=== ARTIKEL ===
---

Ich finde, dieser Wettbewerb ist sehr besonders, weil wir in der ersten Runde mit zwei verschiedenen Orchestern arbeiten dürfen. Wir machen Opernrepertoire mit dem Gürzenich-Orchester und Sängern aus der Oper Köln und danach arbeiten wir mit dem WDR Sinfonieorchester und machen sinfonisches Repertoire. Eine Jury sucht dann sechs Kandidaten aus, die in die zweite Runde kommen, und dann drei Kandidaten für die Finalrunde. Aber unabhängig davon, ob man weiterkommt, ist es für uns eine unglaubliche Gelegenheit, mit so tollen Orchestern arbeiten zu dürfen. Man lernt dabei unglaublich viel.

Haben Sie Vorgaben dafür, was sie dirigieren?

Eine Herausforderung bei solchen Wettbewerben ist, dass man ein großes Repertoire vorbereitet – für die erste Runde drei Opernensembles und drei Sinfonien - und erst einen Tag vorher weiß, was man spielen darf. Bei den Proben haben wir dann jeweils 20 Minuten Zeit mit den Orchestern und spielen einen Satz. Die Stücke gehören zum normalen Repertoire eines Dirigenten, man kennt es also vielleicht aus anderen Jobs oder von der Musikhochschule. Es ist im Detail vorzubereiten, was eine organisatorische Herausforderung ist.

---

Auflistungen der Elementbereiche

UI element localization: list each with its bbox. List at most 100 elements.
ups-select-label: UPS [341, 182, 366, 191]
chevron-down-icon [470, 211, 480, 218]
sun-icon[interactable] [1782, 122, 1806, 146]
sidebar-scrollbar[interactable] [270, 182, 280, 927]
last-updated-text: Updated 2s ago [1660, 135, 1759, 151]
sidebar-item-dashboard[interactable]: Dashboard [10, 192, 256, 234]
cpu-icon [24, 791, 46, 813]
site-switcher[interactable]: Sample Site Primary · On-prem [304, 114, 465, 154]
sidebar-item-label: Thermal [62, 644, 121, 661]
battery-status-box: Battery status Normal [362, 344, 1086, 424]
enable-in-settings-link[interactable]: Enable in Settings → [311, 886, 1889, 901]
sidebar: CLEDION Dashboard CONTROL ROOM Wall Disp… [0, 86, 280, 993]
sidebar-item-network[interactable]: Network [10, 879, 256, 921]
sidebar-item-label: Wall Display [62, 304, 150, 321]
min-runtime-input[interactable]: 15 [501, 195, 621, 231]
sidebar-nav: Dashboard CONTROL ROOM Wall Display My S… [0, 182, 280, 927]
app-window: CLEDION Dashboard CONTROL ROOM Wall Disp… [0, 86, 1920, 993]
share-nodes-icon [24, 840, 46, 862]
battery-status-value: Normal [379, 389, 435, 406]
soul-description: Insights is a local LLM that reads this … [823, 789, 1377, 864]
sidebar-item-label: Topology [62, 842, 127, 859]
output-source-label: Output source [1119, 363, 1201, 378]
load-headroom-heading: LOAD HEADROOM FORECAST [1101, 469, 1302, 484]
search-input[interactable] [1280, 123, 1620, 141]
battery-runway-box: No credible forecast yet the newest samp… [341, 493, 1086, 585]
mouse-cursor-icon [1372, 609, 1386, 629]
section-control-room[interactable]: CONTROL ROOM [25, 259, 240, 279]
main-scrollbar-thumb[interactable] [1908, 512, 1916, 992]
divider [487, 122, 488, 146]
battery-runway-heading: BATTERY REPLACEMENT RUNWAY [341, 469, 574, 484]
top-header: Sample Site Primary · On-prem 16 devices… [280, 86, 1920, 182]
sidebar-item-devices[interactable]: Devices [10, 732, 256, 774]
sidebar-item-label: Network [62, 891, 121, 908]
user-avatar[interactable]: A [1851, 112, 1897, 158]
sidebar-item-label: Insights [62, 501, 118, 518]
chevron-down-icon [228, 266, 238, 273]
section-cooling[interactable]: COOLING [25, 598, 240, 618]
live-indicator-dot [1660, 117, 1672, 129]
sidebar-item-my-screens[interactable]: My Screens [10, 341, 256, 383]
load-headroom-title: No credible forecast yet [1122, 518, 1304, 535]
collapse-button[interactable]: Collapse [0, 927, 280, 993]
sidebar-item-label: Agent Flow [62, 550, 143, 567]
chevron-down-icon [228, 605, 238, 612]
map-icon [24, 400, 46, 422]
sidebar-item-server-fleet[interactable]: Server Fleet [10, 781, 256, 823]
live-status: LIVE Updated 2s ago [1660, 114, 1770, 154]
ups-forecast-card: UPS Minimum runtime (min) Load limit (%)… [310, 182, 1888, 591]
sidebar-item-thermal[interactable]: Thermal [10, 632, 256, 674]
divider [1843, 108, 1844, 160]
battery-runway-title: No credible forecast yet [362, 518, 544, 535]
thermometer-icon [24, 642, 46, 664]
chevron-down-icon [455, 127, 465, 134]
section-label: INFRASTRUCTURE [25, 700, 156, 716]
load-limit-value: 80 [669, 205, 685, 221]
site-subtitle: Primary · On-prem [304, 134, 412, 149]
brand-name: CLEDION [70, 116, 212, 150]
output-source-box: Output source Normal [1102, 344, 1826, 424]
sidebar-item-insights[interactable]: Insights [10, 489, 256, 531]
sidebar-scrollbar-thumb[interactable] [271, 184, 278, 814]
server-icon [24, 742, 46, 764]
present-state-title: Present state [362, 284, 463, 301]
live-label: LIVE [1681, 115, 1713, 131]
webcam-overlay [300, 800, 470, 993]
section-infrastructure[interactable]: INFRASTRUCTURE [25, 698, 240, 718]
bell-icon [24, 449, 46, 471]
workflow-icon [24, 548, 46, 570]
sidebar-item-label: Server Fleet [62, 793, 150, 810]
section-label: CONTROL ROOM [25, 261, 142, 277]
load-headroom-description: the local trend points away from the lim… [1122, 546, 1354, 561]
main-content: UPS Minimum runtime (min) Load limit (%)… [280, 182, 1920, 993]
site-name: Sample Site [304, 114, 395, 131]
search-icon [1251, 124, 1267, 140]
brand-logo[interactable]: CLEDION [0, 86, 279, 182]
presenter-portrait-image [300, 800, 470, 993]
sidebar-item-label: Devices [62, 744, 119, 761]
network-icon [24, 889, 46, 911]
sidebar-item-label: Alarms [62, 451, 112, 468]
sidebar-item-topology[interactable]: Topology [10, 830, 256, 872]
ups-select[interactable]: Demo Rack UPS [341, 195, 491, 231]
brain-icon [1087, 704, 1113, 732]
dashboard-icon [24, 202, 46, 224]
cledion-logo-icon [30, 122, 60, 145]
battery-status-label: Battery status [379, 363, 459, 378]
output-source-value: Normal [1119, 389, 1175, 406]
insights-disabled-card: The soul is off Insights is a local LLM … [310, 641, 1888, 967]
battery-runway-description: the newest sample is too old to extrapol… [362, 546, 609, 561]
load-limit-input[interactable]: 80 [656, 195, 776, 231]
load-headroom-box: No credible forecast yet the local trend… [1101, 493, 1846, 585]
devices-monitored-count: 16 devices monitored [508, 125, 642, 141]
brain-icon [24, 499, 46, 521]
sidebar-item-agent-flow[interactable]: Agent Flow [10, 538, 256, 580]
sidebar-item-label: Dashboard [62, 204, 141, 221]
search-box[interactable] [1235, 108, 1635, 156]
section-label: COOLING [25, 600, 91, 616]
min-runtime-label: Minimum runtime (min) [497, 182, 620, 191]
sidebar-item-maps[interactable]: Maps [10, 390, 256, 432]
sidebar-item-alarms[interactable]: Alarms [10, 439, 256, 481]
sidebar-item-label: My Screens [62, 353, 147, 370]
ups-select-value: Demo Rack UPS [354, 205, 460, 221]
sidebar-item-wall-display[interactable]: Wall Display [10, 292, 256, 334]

---

=== AUFGABE 1 ===
Fasse den Artikel in zwei Sätzen zusammen.
=== AUFGABE 2 ===
Gib aus dem Artikel den Abschnitt von "Ich finde, dieser" bis "dabei unglaublich viel." wortgetreu wieder.

=== ANTWORT 1 ===
In der ersten Runde des Wettbewerbs arbeiten die Teilnehmer mit dem Gürzenich-Orchester und Sängern aus der Oper Köln an Opernrepertoire und mit dem WDR Sinfonieorchester an sinfonischem Repertoire, danach wählt eine Jury sechs Kandidaten für die zweite Runde und drei für die Finalrunde aus. Vorbereitet wird ein großes Repertoire aus drei Opernensembles und drei Sinfonien, erst einen Tag vorher erfährt man, was gespielt wird, und bei den Proben bleiben jeweils 20 Minuten mit den Orchestern für einen Satz.

=== ANTWORT 2 ===
Ich finde, dieser Wettbewerb ist sehr besonders, weil wir in der ersten Runde mit zwei verschiedenen Orchestern arbeiten dürfen. Wir machen Opernrepertoire mit dem Gürzenich-Orchester und Sängern aus der Oper Köln und danach arbeiten wir mit dem WDR Sinfonieorchester und machen sinfonisches Repertoire. Eine Jury sucht dann sechs Kandidaten aus, die in die zweite Runde kommen, und dann drei Kandidaten für die Finalrunde. Aber unabhängig davon, ob man weiterkommt, ist es für uns eine unglaubliche Gelegenheit, mit so tollen Orchestern arbeiten zu dürfen. Man lernt dabei unglaublich viel.